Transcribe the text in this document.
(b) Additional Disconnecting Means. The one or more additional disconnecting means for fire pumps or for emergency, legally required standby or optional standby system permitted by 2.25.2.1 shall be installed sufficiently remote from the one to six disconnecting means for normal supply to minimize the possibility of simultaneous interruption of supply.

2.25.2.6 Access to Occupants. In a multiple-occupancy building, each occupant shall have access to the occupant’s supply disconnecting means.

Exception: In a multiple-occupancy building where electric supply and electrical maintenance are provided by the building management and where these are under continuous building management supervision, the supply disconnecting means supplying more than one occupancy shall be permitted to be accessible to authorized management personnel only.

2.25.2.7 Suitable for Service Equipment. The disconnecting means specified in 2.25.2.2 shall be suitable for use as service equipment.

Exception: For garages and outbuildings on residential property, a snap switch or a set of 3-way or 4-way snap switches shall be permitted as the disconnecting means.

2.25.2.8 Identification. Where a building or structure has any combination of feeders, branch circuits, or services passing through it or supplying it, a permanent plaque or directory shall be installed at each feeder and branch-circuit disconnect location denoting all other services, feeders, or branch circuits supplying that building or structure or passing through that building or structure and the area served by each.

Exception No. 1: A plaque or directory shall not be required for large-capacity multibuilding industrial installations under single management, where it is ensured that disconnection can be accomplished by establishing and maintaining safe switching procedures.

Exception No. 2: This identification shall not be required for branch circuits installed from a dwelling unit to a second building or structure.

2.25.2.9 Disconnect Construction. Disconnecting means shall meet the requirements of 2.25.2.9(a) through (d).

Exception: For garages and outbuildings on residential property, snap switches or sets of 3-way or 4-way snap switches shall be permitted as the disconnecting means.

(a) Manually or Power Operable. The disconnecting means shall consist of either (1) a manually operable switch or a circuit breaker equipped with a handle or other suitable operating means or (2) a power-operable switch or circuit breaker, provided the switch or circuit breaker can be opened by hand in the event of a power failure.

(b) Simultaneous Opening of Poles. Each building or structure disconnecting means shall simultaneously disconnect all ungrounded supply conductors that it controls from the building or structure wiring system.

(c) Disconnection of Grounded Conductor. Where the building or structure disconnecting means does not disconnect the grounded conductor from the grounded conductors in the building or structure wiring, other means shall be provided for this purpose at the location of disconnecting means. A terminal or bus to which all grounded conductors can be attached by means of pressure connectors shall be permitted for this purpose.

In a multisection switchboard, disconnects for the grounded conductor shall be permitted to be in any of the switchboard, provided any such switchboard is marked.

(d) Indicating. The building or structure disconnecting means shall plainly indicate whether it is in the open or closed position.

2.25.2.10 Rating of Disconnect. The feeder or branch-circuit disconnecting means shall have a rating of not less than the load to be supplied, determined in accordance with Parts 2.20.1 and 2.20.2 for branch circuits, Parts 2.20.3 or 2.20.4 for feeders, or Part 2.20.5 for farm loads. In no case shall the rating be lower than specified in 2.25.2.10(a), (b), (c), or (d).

• _What you have to do_: Repeat each record in full; every line must match exactly.

• _Response to this task_:
Transcribe the text in this document.
(b) Additional Disconnecting Means. The one or more additional disconnecting means for fire pumps or for emergency, legally required standby or optional standby system permitted by 2.25.2.1 shall be installed sufficiently remote from the one to six disconnecting means for normal supply to minimize the possibility of simultaneous interruption of supply.

2.25.2.6 Access to Occupants. In a multiple-occupancy building, each occupant shall have access to the occupant’s supply disconnecting means.

Exception: In a multiple-occupancy building where electric supply and electrical maintenance are provided by the building management and where these are under continuous building management supervision, the supply disconnecting means supplying more than one occupancy shall be permitted to be accessible to authorized management personnel only.

2.25.2.7 Suitable for Service Equipment. The disconnecting means specified in 2.25.2.2 shall be suitable for use as service equipment.

Exception: For garages and outbuildings on residential property, a snap switch or a set of 3-way or 4-way snap switches shall be permitted as the disconnecting means.

2.25.2.8 Identification. Where a building or structure has any combination of feeders, branch circuits, or services passing through it or supplying it, a permanent plaque or directory shall be installed at each feeder and branch-circuit disconnect location denoting all other services, feeders, or branch circuits supplying that building or structure or passing through that building or structure and the area served by each.

Exception No. 1: A plaque or directory shall not be required for large-capacity multibuilding industrial installations under single management, where it is ensured that disconnection can be accomplished by establishing and maintaining safe switching procedures.

Exception No. 2: This identification shall not be required for branch circuits installed from a dwelling unit to a second building or structure.

2.25.2.9 Disconnect Construction. Disconnecting means shall meet the requirements of 2.25.2.9(a) through (d).

Exception: For garages and outbuildings on residential property, snap switches or sets of 3-way or 4-way snap switches shall be permitted as the disconnecting means.

(a) Manually or Power Operable. The disconnecting means shall consist of either (1) a manually operable switch or a circuit breaker equipped with a handle or other suitable operating means or (2) a power-operable switch or circuit breaker, provided the switch or circuit breaker can be opened by hand in the event of a power failure.

(b) Simultaneous Opening of Poles. Each building or structure disconnecting means shall simultaneously disconnect all ungrounded supply conductors that it controls from the building or structure wiring system.

(c) Disconnection of Grounded Conductor. Where the building or structure disconnecting means does not disconnect the grounded conductor from the grounded conductors in the building or structure wiring, other means shall be provided for this purpose at the location of disconnecting means. A terminal or bus to which all grounded conductors can be attached by means of pressure connectors shall be permitted for this purpose.

In a multisection switchboard, disconnects for the grounded conductor shall be permitted to be in any of the switchboard, provided any such switchboard is marked.

(d) Indicating. The building or structure disconnecting means shall plainly indicate whether it is in the open or closed position.

2.25.2.10 Rating of Disconnect. The feeder or branch-circuit disconnecting means shall have a rating of not less than the load to be supplied, determined in accordance with Parts 2.20.1 and 2.20.2 for branch circuits, Parts 2.20.3 or 2.20.4 for feeders, or Part 2.20.5 for farm loads. In no case shall the rating be lower than specified in 2.25.2.10(a), (b), (c), or (d).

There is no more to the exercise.